◆ Given request: What lines of the data hold the string "this"? Pull each one out.

◆ Rows from a figure dataset:
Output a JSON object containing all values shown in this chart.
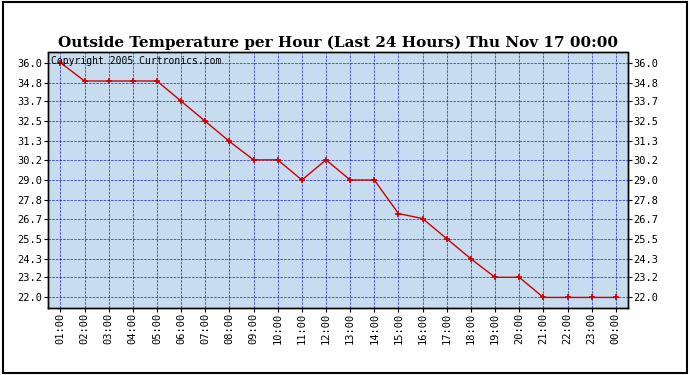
{
  "title": "Outside Temperature per Hour (Last 24 Hours) Thu Nov 17 00:00",
  "copyright": "Copyright 2005 Curtronics.com",
  "x_labels": [
    "01:00",
    "02:00",
    "03:00",
    "04:00",
    "05:00",
    "06:00",
    "07:00",
    "08:00",
    "09:00",
    "10:00",
    "11:00",
    "12:00",
    "13:00",
    "14:00",
    "15:00",
    "16:00",
    "17:00",
    "18:00",
    "19:00",
    "20:00",
    "21:00",
    "22:00",
    "23:00",
    "00:00"
  ],
  "x_values": [
    1,
    2,
    3,
    4,
    5,
    6,
    7,
    8,
    9,
    10,
    11,
    12,
    13,
    14,
    15,
    16,
    17,
    18,
    19,
    20,
    21,
    22,
    23,
    24
  ],
  "y_values": [
    36.0,
    34.9,
    34.9,
    34.9,
    34.9,
    33.7,
    32.5,
    31.3,
    30.2,
    30.2,
    29.0,
    30.2,
    29.0,
    29.0,
    27.0,
    26.7,
    25.5,
    24.3,
    23.2,
    23.2,
    22.0,
    22.0,
    22.0,
    22.0
  ],
  "ylim_min": 21.4,
  "ylim_max": 36.6,
  "yticks": [
    22.0,
    23.2,
    24.3,
    25.5,
    26.7,
    27.8,
    29.0,
    30.2,
    31.3,
    32.5,
    33.7,
    34.8,
    36.0
  ],
  "line_color": "#cc0000",
  "marker_color": "#cc0000",
  "bg_color": "#c8dcf0",
  "grid_color": "#0000bb",
  "border_color": "#000000",
  "title_fontsize": 11,
  "copyright_fontsize": 7,
  "tick_fontsize": 7.5
}
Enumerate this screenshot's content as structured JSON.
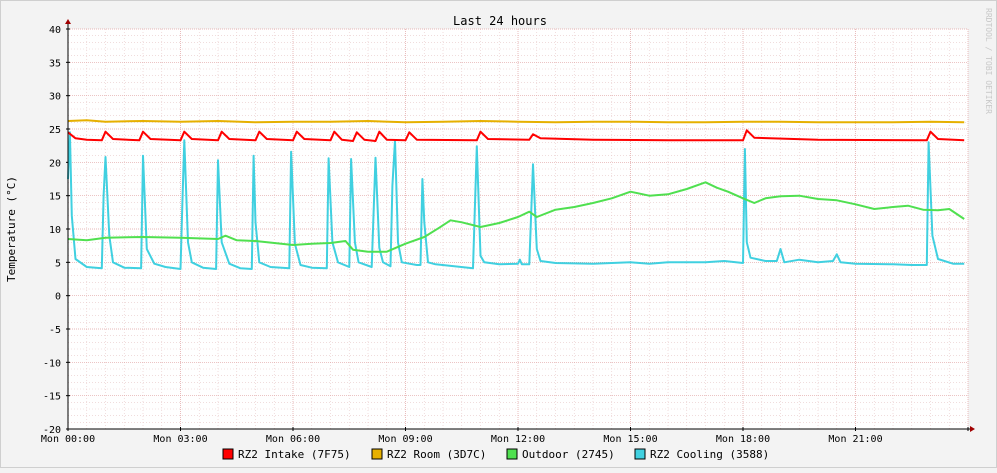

◆ Exercise result:
Output a JSON object containing all values shown in this chart.
Enumerate this screenshot's content as structured JSON.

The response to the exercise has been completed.